→ **SET EXERCISE**
Note how many lines hold the string "епископы" and give that number without any other words.

→ **EXTRACTED RECORDS**
>>>

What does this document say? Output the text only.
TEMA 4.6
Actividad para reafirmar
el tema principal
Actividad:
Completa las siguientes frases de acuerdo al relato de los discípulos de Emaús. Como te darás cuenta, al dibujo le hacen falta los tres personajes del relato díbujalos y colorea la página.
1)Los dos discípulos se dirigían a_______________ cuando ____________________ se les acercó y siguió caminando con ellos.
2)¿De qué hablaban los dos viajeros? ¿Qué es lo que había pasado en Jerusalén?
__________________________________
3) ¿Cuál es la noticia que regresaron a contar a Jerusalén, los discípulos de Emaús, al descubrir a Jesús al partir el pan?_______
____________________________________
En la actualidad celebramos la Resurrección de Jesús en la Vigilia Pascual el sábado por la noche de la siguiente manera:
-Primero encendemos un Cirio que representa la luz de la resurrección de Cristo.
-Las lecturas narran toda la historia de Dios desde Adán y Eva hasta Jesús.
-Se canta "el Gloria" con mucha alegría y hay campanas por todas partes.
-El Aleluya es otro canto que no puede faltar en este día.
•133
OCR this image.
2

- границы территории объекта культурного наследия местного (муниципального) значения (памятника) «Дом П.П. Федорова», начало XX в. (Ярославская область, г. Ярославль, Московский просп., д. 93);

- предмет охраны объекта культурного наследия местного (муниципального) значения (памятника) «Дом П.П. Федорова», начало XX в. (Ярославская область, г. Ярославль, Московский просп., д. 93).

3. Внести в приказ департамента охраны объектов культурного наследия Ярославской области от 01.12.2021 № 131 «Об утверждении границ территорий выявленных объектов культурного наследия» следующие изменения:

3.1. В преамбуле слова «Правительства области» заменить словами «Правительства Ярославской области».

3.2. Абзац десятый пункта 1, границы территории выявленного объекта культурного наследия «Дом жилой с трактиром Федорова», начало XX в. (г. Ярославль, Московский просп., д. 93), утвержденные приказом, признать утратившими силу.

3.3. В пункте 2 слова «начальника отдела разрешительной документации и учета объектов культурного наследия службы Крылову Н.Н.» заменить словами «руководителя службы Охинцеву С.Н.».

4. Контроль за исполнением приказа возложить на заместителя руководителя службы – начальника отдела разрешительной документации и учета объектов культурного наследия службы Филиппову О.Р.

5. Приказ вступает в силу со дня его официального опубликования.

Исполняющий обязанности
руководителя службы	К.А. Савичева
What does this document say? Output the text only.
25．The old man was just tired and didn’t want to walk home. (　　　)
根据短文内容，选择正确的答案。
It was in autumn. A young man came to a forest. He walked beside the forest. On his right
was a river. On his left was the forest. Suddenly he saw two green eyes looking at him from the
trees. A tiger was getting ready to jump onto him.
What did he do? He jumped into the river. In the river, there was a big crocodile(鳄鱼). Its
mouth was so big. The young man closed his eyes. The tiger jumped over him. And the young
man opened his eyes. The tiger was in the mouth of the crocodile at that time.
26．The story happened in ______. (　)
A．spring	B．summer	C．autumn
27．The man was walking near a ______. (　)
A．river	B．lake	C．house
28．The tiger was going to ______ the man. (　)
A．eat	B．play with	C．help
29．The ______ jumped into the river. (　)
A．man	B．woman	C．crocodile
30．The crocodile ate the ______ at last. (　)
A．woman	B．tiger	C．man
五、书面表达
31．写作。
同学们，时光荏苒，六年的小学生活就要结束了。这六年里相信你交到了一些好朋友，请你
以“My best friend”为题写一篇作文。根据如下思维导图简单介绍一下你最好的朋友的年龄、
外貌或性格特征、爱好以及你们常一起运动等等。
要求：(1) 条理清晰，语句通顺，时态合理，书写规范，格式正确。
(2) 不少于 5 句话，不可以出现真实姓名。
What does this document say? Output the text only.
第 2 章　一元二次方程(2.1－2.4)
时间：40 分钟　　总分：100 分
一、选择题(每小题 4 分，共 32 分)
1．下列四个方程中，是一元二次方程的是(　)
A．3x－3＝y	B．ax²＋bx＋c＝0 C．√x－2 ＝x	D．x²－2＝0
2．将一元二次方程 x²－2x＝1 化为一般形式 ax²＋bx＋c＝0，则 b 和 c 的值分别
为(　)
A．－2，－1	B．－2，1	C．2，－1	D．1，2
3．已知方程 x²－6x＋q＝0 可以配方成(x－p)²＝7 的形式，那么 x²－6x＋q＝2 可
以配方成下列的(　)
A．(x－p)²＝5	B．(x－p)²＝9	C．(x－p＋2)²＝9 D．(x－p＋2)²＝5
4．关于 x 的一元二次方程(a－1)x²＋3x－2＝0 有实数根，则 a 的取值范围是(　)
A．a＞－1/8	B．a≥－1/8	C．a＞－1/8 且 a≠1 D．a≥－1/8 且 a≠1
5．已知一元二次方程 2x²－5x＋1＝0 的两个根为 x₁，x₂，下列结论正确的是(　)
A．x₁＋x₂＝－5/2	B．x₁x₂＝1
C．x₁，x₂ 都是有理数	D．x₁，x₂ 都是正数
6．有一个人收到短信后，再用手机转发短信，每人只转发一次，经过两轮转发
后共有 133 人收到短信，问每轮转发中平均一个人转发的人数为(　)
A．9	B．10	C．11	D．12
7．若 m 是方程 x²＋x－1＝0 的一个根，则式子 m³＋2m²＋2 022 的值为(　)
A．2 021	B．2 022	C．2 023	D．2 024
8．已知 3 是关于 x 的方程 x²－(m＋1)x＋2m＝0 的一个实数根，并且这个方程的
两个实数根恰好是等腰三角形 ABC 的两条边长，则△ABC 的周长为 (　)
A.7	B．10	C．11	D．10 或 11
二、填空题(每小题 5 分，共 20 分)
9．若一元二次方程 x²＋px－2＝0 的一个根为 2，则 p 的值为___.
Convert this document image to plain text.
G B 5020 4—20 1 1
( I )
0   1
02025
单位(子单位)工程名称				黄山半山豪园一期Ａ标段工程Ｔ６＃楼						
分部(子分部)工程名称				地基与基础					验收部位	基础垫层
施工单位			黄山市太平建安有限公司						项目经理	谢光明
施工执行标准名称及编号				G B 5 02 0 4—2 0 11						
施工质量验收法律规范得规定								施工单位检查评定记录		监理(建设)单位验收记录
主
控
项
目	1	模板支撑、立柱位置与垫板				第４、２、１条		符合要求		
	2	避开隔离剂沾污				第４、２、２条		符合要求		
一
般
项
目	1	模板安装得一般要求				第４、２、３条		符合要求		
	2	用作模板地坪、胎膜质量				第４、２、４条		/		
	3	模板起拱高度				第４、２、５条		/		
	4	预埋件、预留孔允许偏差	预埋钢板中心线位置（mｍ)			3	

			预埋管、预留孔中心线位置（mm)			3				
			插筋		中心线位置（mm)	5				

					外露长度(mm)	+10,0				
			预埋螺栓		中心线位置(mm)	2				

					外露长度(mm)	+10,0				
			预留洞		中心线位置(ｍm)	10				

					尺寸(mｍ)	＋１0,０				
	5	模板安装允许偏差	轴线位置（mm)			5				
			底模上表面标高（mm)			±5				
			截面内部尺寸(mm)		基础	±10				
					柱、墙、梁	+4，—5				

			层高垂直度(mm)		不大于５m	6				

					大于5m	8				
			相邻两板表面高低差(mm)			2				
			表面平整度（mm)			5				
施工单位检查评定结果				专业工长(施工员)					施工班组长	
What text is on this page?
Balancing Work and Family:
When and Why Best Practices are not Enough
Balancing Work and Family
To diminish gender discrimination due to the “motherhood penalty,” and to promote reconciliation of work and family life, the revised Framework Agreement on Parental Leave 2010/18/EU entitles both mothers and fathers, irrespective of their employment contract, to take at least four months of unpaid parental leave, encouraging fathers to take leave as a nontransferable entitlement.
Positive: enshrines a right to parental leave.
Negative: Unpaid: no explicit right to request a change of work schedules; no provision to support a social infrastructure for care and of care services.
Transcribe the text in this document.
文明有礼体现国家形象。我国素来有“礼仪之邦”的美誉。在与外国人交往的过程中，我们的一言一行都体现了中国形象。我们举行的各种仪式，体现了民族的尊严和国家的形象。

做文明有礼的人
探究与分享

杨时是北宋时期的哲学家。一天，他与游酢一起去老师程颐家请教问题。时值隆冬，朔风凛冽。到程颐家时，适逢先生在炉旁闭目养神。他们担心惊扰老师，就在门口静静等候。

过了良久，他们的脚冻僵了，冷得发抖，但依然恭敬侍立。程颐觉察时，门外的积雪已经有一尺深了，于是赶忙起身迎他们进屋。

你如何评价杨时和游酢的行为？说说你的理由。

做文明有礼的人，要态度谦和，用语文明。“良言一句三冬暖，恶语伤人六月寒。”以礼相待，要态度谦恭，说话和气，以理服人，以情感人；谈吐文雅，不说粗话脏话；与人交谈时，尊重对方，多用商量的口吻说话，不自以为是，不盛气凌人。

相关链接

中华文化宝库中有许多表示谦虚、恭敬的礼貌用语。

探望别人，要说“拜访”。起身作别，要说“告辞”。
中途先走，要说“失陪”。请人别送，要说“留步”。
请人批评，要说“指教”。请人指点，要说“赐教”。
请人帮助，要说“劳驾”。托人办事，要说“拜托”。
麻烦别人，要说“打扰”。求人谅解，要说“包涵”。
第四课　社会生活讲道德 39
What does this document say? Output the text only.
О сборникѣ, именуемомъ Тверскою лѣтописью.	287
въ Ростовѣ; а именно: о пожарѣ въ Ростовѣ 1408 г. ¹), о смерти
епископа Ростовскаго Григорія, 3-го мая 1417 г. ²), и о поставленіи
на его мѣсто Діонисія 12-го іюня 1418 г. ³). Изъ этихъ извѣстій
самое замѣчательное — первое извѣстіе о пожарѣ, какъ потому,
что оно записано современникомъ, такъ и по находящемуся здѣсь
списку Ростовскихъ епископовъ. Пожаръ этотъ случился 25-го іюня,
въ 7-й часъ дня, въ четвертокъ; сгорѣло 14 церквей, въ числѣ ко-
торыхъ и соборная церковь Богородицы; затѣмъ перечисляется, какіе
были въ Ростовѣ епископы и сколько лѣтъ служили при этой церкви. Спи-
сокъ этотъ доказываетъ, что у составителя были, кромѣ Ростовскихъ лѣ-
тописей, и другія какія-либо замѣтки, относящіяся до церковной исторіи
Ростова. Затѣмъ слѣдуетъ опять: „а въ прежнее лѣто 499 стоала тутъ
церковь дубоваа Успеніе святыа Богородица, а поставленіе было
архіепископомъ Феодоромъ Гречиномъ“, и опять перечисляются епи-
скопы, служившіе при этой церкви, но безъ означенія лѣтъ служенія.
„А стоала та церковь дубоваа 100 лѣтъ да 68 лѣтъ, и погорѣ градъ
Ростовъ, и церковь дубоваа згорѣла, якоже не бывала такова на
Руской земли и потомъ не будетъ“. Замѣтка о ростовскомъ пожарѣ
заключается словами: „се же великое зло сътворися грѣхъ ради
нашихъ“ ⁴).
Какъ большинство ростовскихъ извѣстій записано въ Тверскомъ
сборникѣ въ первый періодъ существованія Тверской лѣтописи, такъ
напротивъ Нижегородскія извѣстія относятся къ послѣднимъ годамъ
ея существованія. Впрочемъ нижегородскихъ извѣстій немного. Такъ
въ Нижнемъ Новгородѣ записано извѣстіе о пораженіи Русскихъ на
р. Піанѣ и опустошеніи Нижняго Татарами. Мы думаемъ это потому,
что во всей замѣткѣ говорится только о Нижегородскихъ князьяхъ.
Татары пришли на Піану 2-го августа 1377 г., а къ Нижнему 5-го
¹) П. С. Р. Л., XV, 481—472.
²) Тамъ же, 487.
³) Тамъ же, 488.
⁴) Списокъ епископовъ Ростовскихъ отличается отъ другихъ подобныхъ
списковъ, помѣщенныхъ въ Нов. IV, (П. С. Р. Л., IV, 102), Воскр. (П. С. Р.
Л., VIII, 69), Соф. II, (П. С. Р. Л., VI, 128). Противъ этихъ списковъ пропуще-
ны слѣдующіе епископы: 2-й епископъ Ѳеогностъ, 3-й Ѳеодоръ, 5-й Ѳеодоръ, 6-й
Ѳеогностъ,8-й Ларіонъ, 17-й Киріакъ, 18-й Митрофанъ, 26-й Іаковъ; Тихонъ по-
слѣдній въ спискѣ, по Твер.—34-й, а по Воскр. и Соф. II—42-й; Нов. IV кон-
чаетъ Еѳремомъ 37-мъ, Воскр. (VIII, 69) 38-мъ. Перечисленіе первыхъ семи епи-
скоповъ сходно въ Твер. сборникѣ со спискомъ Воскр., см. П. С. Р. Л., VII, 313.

<<<

→ **WRITTEN REPLY**
2